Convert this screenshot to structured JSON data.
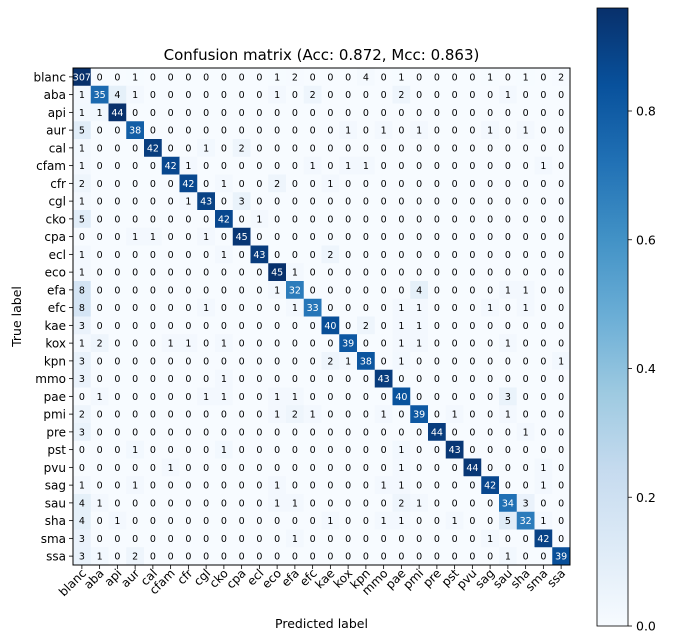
{
  "chart_data": {
    "type": "heatmap",
    "title": "Confusion matrix (Acc: 0.872, Mcc: 0.863)",
    "xlabel": "Predicted label",
    "ylabel": "True label",
    "labels": [
      "blanc",
      "aba",
      "api",
      "aur",
      "cal",
      "cfam",
      "cfr",
      "cgl",
      "cko",
      "cpa",
      "ecl",
      "eco",
      "efa",
      "efc",
      "kae",
      "kox",
      "kpn",
      "mmo",
      "pae",
      "pmi",
      "pre",
      "pst",
      "pvu",
      "sag",
      "sau",
      "sha",
      "sma",
      "ssa"
    ],
    "matrix": [
      [
        307,
        0,
        0,
        1,
        0,
        0,
        0,
        0,
        0,
        0,
        0,
        1,
        2,
        0,
        0,
        0,
        4,
        0,
        1,
        0,
        0,
        0,
        0,
        1,
        0,
        1,
        0,
        2
      ],
      [
        1,
        35,
        4,
        1,
        0,
        0,
        0,
        0,
        0,
        0,
        0,
        1,
        0,
        2,
        0,
        0,
        0,
        0,
        2,
        0,
        0,
        0,
        0,
        0,
        1,
        0,
        0,
        0
      ],
      [
        1,
        1,
        44,
        0,
        0,
        0,
        0,
        0,
        0,
        0,
        0,
        0,
        0,
        0,
        0,
        0,
        0,
        0,
        0,
        0,
        0,
        0,
        0,
        0,
        0,
        0,
        0,
        0
      ],
      [
        5,
        0,
        0,
        38,
        0,
        0,
        0,
        0,
        0,
        0,
        0,
        0,
        0,
        0,
        0,
        1,
        0,
        1,
        0,
        1,
        0,
        0,
        0,
        1,
        0,
        1,
        0,
        0
      ],
      [
        1,
        0,
        0,
        0,
        42,
        0,
        0,
        1,
        0,
        2,
        0,
        0,
        0,
        0,
        0,
        0,
        0,
        0,
        0,
        0,
        0,
        0,
        0,
        0,
        0,
        0,
        0,
        0
      ],
      [
        1,
        0,
        0,
        0,
        0,
        42,
        1,
        0,
        0,
        0,
        0,
        0,
        0,
        1,
        0,
        1,
        1,
        0,
        0,
        0,
        0,
        0,
        0,
        0,
        0,
        0,
        1,
        0
      ],
      [
        2,
        0,
        0,
        0,
        0,
        0,
        42,
        0,
        1,
        0,
        0,
        2,
        0,
        0,
        1,
        0,
        0,
        0,
        0,
        0,
        0,
        0,
        0,
        0,
        0,
        0,
        0,
        0
      ],
      [
        1,
        0,
        0,
        0,
        0,
        0,
        1,
        43,
        0,
        3,
        0,
        0,
        0,
        0,
        0,
        0,
        0,
        0,
        0,
        0,
        0,
        0,
        0,
        0,
        0,
        0,
        0,
        0
      ],
      [
        5,
        0,
        0,
        0,
        0,
        0,
        0,
        0,
        42,
        0,
        1,
        0,
        0,
        0,
        0,
        0,
        0,
        0,
        0,
        0,
        0,
        0,
        0,
        0,
        0,
        0,
        0,
        0
      ],
      [
        0,
        0,
        0,
        1,
        1,
        0,
        0,
        1,
        0,
        45,
        0,
        0,
        0,
        0,
        0,
        0,
        0,
        0,
        0,
        0,
        0,
        0,
        0,
        0,
        0,
        0,
        0,
        0
      ],
      [
        1,
        0,
        0,
        0,
        0,
        0,
        0,
        0,
        1,
        0,
        43,
        0,
        0,
        0,
        2,
        0,
        0,
        0,
        0,
        0,
        0,
        0,
        0,
        0,
        0,
        0,
        0,
        0
      ],
      [
        1,
        0,
        0,
        0,
        0,
        0,
        0,
        0,
        0,
        0,
        0,
        45,
        1,
        0,
        0,
        0,
        0,
        0,
        0,
        0,
        0,
        0,
        0,
        0,
        0,
        0,
        0,
        0
      ],
      [
        8,
        0,
        0,
        0,
        0,
        0,
        0,
        0,
        0,
        0,
        0,
        1,
        32,
        0,
        0,
        0,
        0,
        0,
        0,
        4,
        0,
        0,
        0,
        0,
        1,
        1,
        0,
        0
      ],
      [
        8,
        0,
        0,
        0,
        0,
        0,
        0,
        1,
        0,
        0,
        0,
        0,
        1,
        33,
        0,
        0,
        0,
        0,
        1,
        1,
        0,
        0,
        0,
        1,
        0,
        1,
        0,
        0
      ],
      [
        3,
        0,
        0,
        0,
        0,
        0,
        0,
        0,
        0,
        0,
        0,
        0,
        0,
        0,
        40,
        0,
        2,
        0,
        1,
        1,
        0,
        0,
        0,
        0,
        0,
        0,
        0,
        0
      ],
      [
        1,
        2,
        0,
        0,
        0,
        1,
        1,
        0,
        1,
        0,
        0,
        0,
        0,
        0,
        0,
        39,
        0,
        0,
        1,
        1,
        0,
        0,
        0,
        0,
        1,
        0,
        0,
        0
      ],
      [
        3,
        0,
        0,
        0,
        0,
        0,
        0,
        0,
        0,
        0,
        0,
        0,
        0,
        0,
        2,
        1,
        38,
        0,
        1,
        0,
        0,
        0,
        0,
        0,
        0,
        0,
        0,
        1
      ],
      [
        3,
        0,
        0,
        0,
        0,
        0,
        0,
        0,
        1,
        0,
        0,
        0,
        0,
        0,
        0,
        0,
        0,
        43,
        0,
        0,
        0,
        0,
        0,
        0,
        0,
        0,
        0,
        0
      ],
      [
        0,
        1,
        0,
        0,
        0,
        0,
        0,
        1,
        1,
        0,
        0,
        1,
        1,
        0,
        0,
        0,
        0,
        0,
        40,
        0,
        0,
        0,
        0,
        0,
        3,
        0,
        0,
        0
      ],
      [
        2,
        0,
        0,
        0,
        0,
        0,
        0,
        0,
        0,
        0,
        0,
        1,
        2,
        1,
        0,
        0,
        0,
        1,
        0,
        39,
        0,
        1,
        0,
        0,
        1,
        0,
        0,
        0
      ],
      [
        3,
        0,
        0,
        0,
        0,
        0,
        0,
        0,
        0,
        0,
        0,
        0,
        0,
        0,
        0,
        0,
        0,
        0,
        0,
        0,
        44,
        0,
        0,
        0,
        0,
        1,
        0,
        0
      ],
      [
        0,
        0,
        0,
        1,
        0,
        0,
        0,
        0,
        1,
        0,
        0,
        0,
        0,
        0,
        0,
        0,
        0,
        0,
        1,
        0,
        0,
        43,
        0,
        0,
        0,
        0,
        0,
        0
      ],
      [
        0,
        0,
        0,
        0,
        0,
        1,
        0,
        0,
        0,
        0,
        0,
        0,
        0,
        0,
        0,
        0,
        0,
        0,
        1,
        0,
        0,
        0,
        44,
        0,
        0,
        0,
        1,
        0
      ],
      [
        1,
        0,
        0,
        1,
        0,
        0,
        0,
        0,
        0,
        0,
        0,
        1,
        0,
        0,
        0,
        0,
        0,
        1,
        1,
        0,
        0,
        0,
        0,
        42,
        0,
        0,
        1,
        0
      ],
      [
        4,
        1,
        0,
        0,
        0,
        0,
        0,
        0,
        0,
        0,
        0,
        1,
        1,
        0,
        0,
        0,
        0,
        0,
        2,
        1,
        0,
        0,
        0,
        0,
        34,
        3,
        0,
        0
      ],
      [
        4,
        0,
        1,
        0,
        0,
        0,
        0,
        0,
        0,
        0,
        0,
        0,
        0,
        0,
        1,
        0,
        0,
        1,
        1,
        0,
        0,
        1,
        0,
        0,
        5,
        32,
        1,
        0
      ],
      [
        3,
        0,
        0,
        0,
        0,
        0,
        0,
        0,
        0,
        0,
        0,
        0,
        1,
        0,
        0,
        0,
        0,
        0,
        0,
        0,
        0,
        0,
        0,
        1,
        0,
        0,
        42,
        0
      ],
      [
        3,
        1,
        0,
        2,
        0,
        0,
        0,
        0,
        0,
        0,
        0,
        0,
        0,
        0,
        0,
        0,
        0,
        0,
        0,
        0,
        0,
        0,
        0,
        0,
        1,
        0,
        0,
        39
      ]
    ],
    "colormap": "Blues",
    "colorbar": {
      "ticks": [
        "0.0",
        "0.2",
        "0.4",
        "0.6",
        "0.8"
      ],
      "range": [
        0,
        0.96
      ]
    },
    "colors": {
      "low": "#f7fbff",
      "high": "#08306b",
      "text_dark": "#000000",
      "text_light": "#ffffff"
    }
  }
}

········

Say how many lines in the records contain the string "matrix", and say nothing else.

2